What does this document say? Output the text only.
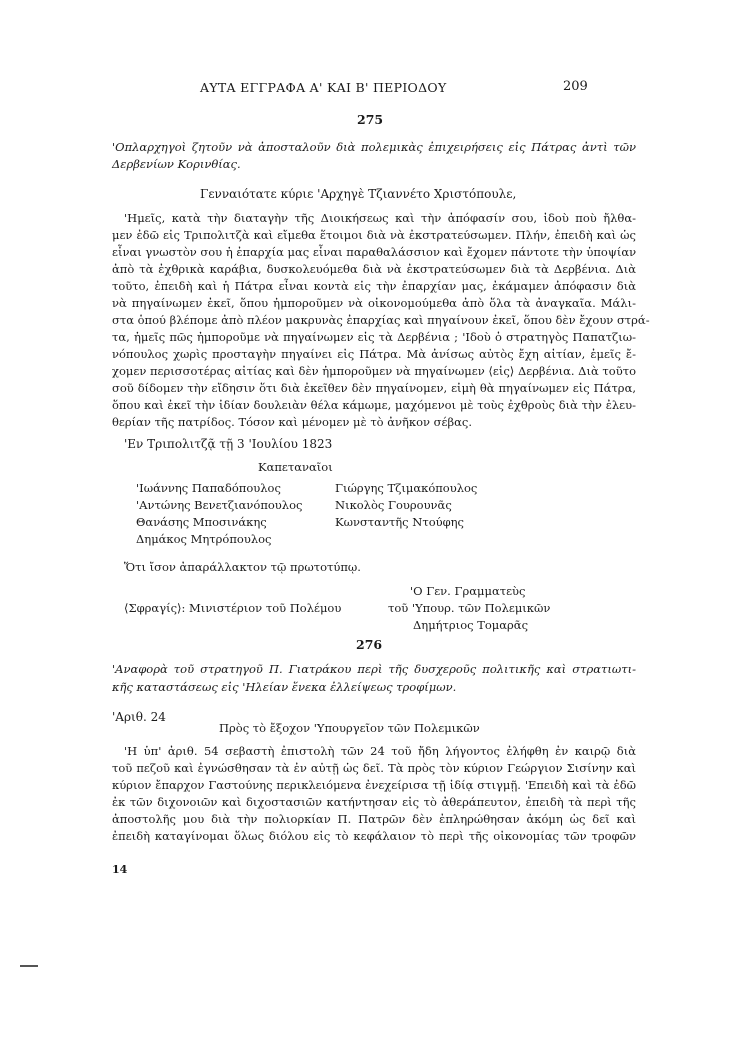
ΑΥΤΑ ΕΓΓΡΑΦΑ Α' ΚΑΙ Β' ΠΕΡΙΟΔΟΥ	209
275
'Οπλαρχηγοὶ ζητοῦν νὰ ἀποσταλοῦν διὰ πολεμικὰς ἐπιχειρήσεις εἰς Πάτρας ἀντὶ τῶν
Δερβενίων Κορινθίας.
Γενναιότατε κύριε 'Αρχηγὲ Τζιαννέτο Χριστόπουλε,
'Ημεῖς, κατὰ τὴν διαταγὴν τῆς Διοικήσεως καὶ τὴν ἀπόφασίν σου, ἰδοὺ ποὺ ἤλθα-
μεν ἐδῶ εἰς Τριπολιτζὰ καὶ εἴμεθα ἕτοιμοι διὰ νὰ ἐκστρατεύσωμεν. Πλήν, ἐπειδὴ καὶ ὡς
εἶναι γνωστὸν σου ἡ ἐπαρχία μας εἶναι παραθαλάσσιον καὶ ἔχομεν πάντοτε τὴν ὑποψίαν
ἀπὸ τὰ ἐχθρικὰ καράβια, δυσκολευόμεθα διὰ νὰ ἐκστρατεύσωμεν διὰ τὰ Δερβένια. Διὰ
τοῦτο, ἐπειδὴ καὶ ἡ Πάτρα εἶναι κοντὰ εἰς τὴν ἐπαρχίαν μας, ἐκάμαμεν ἀπόφασιν διὰ
νὰ πηγαίνωμεν ἐκεῖ, ὅπου ἠμποροῦμεν νὰ οἰκονομούμεθα ἀπὸ ὅλα τὰ ἀναγκαῖα. Μάλι-
στα ὁπού βλέπομε ἀπὸ πλέον μακρυνὰς ἐπαρχίας καὶ πηγαίνουν ἐκεῖ, ὅπου δὲν ἔχουν στρά-
τα, ἡμεῖς πῶς ἠμποροῦμε νὰ πηγαίνωμεν εἰς τὰ Δερβένια ; 'Ιδοὺ ὁ στρατηγὸς Παπατζιω-
νόπουλος χωρὶς προσταγὴν πηγαίνει εἰς Πάτρα. Μὰ ἀνίσως αὐτὸς ἔχη αἰτίαν, ἐμεῖς ἔ-
χομεν περισσοτέρας αἰτίας καὶ δὲν ἠμποροῦμεν νὰ πηγαίνωμεν ⟨εἰς⟩ Δερβένια. Διὰ τοῦτο
σοῦ δίδομεν τὴν εἴδησιν ὅτι διὰ ἐκεῖθεν δὲν πηγαίνομεν, εἰμὴ θὰ πηγαίνωμεν εἰς Πάτρα,
ὅπου καὶ ἐκεῖ τὴν ἰδίαν δουλειὰν θέλα κάμωμε, μαχόμενοι μὲ τοὺς ἐχθροὺς διὰ τὴν ἐλευ-
θερίαν τῆς πατρίδος. Τόσον καὶ μένομεν μὲ τὸ ἀνῆκον σέβας.
'Εν Τριπολιτζᾷ τῇ 3 'Ιουλίου 1823
Καπεταναῖοι
'Ιωάννης Παπαδόπουλος
'Αντώνης Βενετζιανόπουλος
Θανάσης Μποσινάκης
Δημάκος Μητρόπουλος
Γιώργης Τζιμακόπουλος
Νικολὸς Γουρουνᾶς
Κωνσταντῆς Ντούφης
Ὅτι ἴσον ἀπαράλλακτον τῷ πρωτοτύπῳ.
'Ο Γεν. Γραμματεὺς
τοῦ 'Υπουρ. τῶν Πολεμικῶν
Δημήτριος Τομαρᾶς
⟨Σφραγίς⟩: Μινιστέριον τοῦ Πολέμου
276
'Αναφορὰ τοῦ στρατηγοῦ Π. Γιατράκου περὶ τῆς δυσχεροῦς πολιτικῆς καὶ στρατιωτι-
κῆς καταστάσεως εἰς 'Ηλείαν ἕνεκα ἐλλείψεως τροφίμων.
'Αριθ. 24
Πρὸς τὸ ἔξοχον 'Υπουργεῖον τῶν Πολεμικῶν
'Η ὑπ' ἀριθ. 54 σεβαστὴ ἐπιστολὴ τῶν 24 τοῦ ἤδη λήγοντος ἐλήφθη ἐν καιρῷ διὰ
τοῦ πεζοῦ καὶ ἐγνώσθησαν τὰ ἐν αὐτῇ ὡς δεῖ. Τὰ πρὸς τὸν κύριον Γεώργιον Σισίνην καὶ
κύριον ἔπαρχον Γαστούνης περικλειόμενα ἐνεχείρισα τῇ ἰδίᾳ στιγμῇ. 'Επειδὴ καὶ τὰ ἐδῶ
ἐκ τῶν διχονοιῶν καὶ διχοστασιῶν κατήντησαν εἰς τὸ ἀθεράπευτον, ἐπειδὴ τὰ περὶ τῆς
ἀποστολῆς μου διὰ τὴν πολιορκίαν Π. Πατρῶν δὲν ἐπληρώθησαν ἀκόμη ὡς δεῖ καὶ
ἐπειδὴ καταγίνομαι ὅλως διόλου εἰς τὸ κεφάλαιον τὸ περὶ τῆς οἰκονομίας τῶν τροφῶν
14
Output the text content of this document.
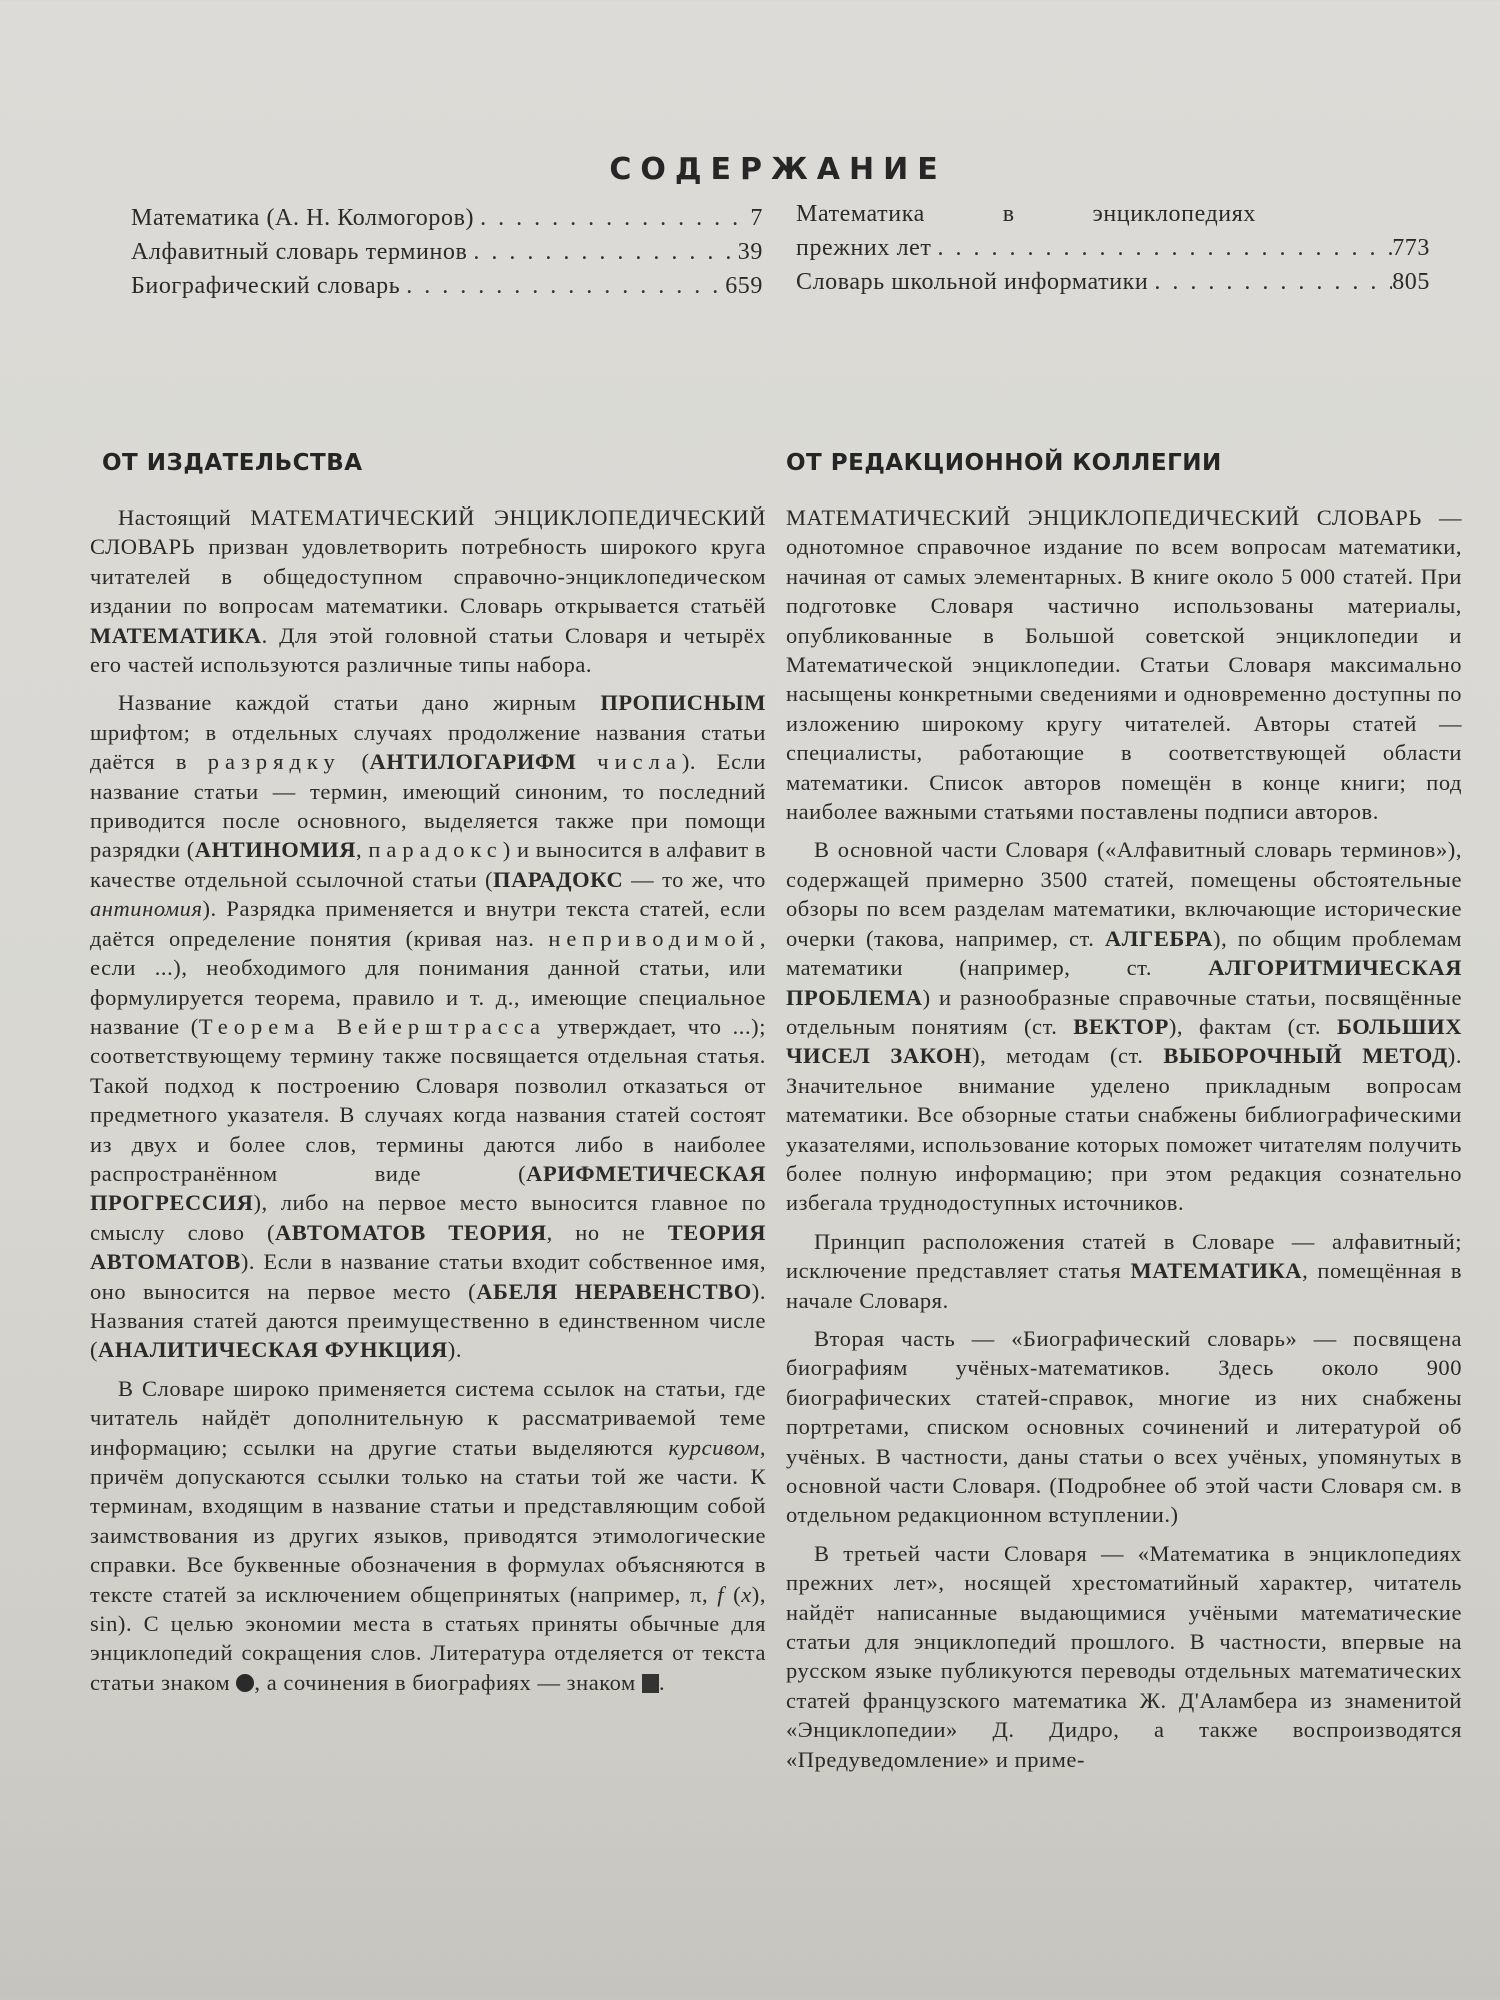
СОДЕРЖАНИЕ
Математика (А. Н. Колмогоров) . . .	7
Алфавитный словарь терминов . . .	39
Биографический словарь . . .	659
Математика	в	энциклопедиях
прежних лет . . .	773
Словарь школьной информатики . . .	805
ОТ ИЗДАТЕЛЬСТВА	ОТ РЕДАКЦИОННОЙ КОЛЛЕГИИ

Настоящий МАТЕМАТИЧЕСКИЙ ЭНЦИКЛОПЕДИЧЕСКИЙ СЛОВАРЬ призван удовлетворить потребность широкого круга читателей в общедоступном справочно-энциклопедическом издании по вопросам математики. Словарь открывается статьёй МАТЕМАТИКА. Для этой головной статьи Словаря и четырёх его частей используются различные типы набора.

Название каждой статьи дано жирным ПРОПИСНЫМ шрифтом; в отдельных случаях продолжение названия статьи даётся в разрядку (АНТИЛОГАРИФМ числа). Если название статьи — термин, имеющий синоним, то последний приводится после основного, выделяется также при помощи разрядки (АНТИНОМИЯ, парадокс) и выносится в алфавит в качестве отдельной ссылочной статьи (ПАРАДОКС — то же, что антиномия). Разрядка применяется и внутри текста статей, если даётся определение понятия (кривая наз. неприводимой, если ...), необходимого для понимания данной статьи, или формулируется теорема, правило и т. д., имеющие специальное название (Теорема Вейерштрасса утверждает, что ...); соответствующему термину также посвящается отдельная статья. Такой подход к построению Словаря позволил отказаться от предметного указателя. В случаях когда названия статей состоят из двух и более слов, термины даются либо в наиболее распространённом виде (АРИФМЕТИЧЕСКАЯ ПРОГРЕССИЯ), либо на первое место выносится главное по смыслу слово (АВТОМАТОВ ТЕОРИЯ, но не ТЕОРИЯ АВТОМАТОВ). Если в название статьи входит собственное имя, оно выносится на первое место (АБЕЛЯ НЕРАВЕНСТВО). Названия статей даются преимущественно в единственном числе (АНАЛИТИЧЕСКАЯ ФУНКЦИЯ).

В Словаре широко применяется система ссылок на статьи, где читатель найдёт дополнительную к рассматриваемой теме информацию; ссылки на другие статьи выделяются курсивом, причём допускаются ссылки только на статьи той же части. К терминам, входящим в название статьи и представляющим собой заимствования из других языков, приводятся этимологические справки. Все буквенные обозначения в формулах объясняются в тексте статей за исключением общепринятых (например, π, f (x), sin). С целью экономии места в статьях приняты обычные для энциклопедий сокращения слов. Литература отделяется от текста статьи знаком , а сочинения в биографиях — знаком .

МАТЕМАТИЧЕСКИЙ ЭНЦИКЛОПЕДИЧЕСКИЙ СЛОВАРЬ — однотомное справочное издание по всем вопросам математики, начиная от самых элементарных. В книге около 5 000 статей. При подготовке Словаря частично использованы материалы, опубликованные в Большой советской энциклопедии и Математической энциклопедии. Статьи Словаря максимально насыщены конкретными сведениями и одновременно доступны по изложению широкому кругу читателей. Авторы статей — специалисты, работающие в соответствующей области математики. Список авторов помещён в конце книги; под наиболее важными статьями поставлены подписи авторов.

В основной части Словаря («Алфавитный словарь терминов»), содержащей примерно 3500 статей, помещены обстоятельные обзоры по всем разделам математики, включающие исторические очерки (такова, например, ст. АЛГЕБРА), по общим проблемам математики (например, ст. АЛГОРИТМИЧЕСКАЯ ПРОБЛЕМА) и разнообразные справочные статьи, посвящённые отдельным понятиям (ст. ВЕКТОР), фактам (ст. БОЛЬШИХ ЧИСЕЛ ЗАКОН), методам (ст. ВЫБОРОЧНЫЙ МЕТОД). Значительное внимание уделено прикладным вопросам математики. Все обзорные статьи снабжены библиографическими указателями, использование которых поможет читателям получить более полную информацию; при этом редакция сознательно избегала труднодоступных источников.

Принцип расположения статей в Словаре — алфавитный; исключение представляет статья МАТЕМАТИКА, помещённая в начале Словаря.

Вторая часть — «Биографический словарь» — посвящена биографиям учёных-математиков. Здесь около 900 биографических статей-справок, многие из них снабжены портретами, списком основных сочинений и литературой об учёных. В частности, даны статьи о всех учёных, упомянутых в основной части Словаря. (Подробнее об этой части Словаря см. в отдельном редакционном вступлении.)

В третьей части Словаря — «Математика в энциклопедиях прежних лет», носящей хрестоматийный характер, читатель найдёт написанные выдающимися учёными математические статьи для энциклопедий прошлого. В частности, впервые на русском языке публикуются переводы отдельных математических статей французского математика Ж. Д'Аламбера из знаменитой «Энциклопедии» Д. Дидро, а также воспроизводятся «Предуведомление» и приме-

## Written instruction
List every line above containing the word "περὶ".

## Task result
'Αναφορὰ τοῦ στρατηγοῦ Π. Γιατράκου περὶ τῆς δυσχεροῦς πολιτικῆς καὶ στρατιωτι-
ἐκ τῶν διχονοιῶν καὶ διχοστασιῶν κατήντησαν εἰς τὸ ἀθεράπευτον, ἐπειδὴ τὰ περὶ τῆς
ἐπειδὴ καταγίνομαι ὅλως διόλου εἰς τὸ κεφάλαιον τὸ περὶ τῆς οἰκονομίας τῶν τροφῶν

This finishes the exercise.